* _DO THIS_
In the data below, find each line containing the string "towaru" and return it.
— Begin ENTRIES SHOWN —
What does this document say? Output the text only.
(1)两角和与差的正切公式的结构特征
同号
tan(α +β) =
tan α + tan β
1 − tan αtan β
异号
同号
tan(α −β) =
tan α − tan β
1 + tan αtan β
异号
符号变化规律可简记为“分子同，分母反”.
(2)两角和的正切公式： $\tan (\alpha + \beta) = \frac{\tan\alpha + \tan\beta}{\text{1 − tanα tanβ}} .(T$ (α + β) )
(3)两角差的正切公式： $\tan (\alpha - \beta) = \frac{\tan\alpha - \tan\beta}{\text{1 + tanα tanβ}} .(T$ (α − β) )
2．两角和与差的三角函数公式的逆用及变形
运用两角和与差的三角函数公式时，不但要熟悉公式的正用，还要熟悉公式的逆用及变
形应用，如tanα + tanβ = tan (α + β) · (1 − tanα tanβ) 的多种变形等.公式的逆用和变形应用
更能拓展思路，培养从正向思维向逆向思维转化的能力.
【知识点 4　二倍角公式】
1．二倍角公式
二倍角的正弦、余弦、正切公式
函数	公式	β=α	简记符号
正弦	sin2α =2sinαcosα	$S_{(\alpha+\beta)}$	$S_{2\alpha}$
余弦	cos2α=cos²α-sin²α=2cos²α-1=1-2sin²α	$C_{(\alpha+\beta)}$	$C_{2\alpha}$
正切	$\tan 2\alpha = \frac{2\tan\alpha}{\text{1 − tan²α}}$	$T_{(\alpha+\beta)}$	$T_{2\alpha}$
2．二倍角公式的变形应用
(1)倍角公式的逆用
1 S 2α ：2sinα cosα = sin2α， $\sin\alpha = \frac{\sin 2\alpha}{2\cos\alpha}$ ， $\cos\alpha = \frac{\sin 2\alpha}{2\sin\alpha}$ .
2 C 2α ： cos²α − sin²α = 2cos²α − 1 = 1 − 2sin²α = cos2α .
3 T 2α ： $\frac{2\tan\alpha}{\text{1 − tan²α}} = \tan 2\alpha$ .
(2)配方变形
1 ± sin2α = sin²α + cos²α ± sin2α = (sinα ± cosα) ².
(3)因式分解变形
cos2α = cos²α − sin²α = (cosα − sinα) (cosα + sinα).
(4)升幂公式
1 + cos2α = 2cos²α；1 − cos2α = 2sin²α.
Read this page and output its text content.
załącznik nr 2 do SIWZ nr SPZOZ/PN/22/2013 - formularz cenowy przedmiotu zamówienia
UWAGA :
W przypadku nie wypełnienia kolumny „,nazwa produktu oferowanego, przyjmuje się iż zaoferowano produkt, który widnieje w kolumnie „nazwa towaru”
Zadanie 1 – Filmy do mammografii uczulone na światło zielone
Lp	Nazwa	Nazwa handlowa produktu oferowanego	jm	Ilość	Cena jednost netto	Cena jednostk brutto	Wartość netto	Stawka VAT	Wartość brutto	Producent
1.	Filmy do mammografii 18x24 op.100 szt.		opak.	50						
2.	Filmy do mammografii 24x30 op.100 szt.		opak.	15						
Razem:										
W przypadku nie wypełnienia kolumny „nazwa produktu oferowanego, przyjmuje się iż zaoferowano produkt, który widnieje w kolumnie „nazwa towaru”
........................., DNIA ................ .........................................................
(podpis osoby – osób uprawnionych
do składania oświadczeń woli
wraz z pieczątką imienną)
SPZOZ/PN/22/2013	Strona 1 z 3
— End ENTRIES SHOWN —
* _THE SOLUTION_
W przypadku nie wypełnienia kolumny „,nazwa produktu oferowanego, przyjmuje się iż zaoferowano produkt, który widnieje w kolumnie „nazwa towaru”
W przypadku nie wypełnienia kolumny „nazwa produktu oferowanego, przyjmuje się iż zaoferowano produkt, który widnieje w kolumnie „nazwa towaru”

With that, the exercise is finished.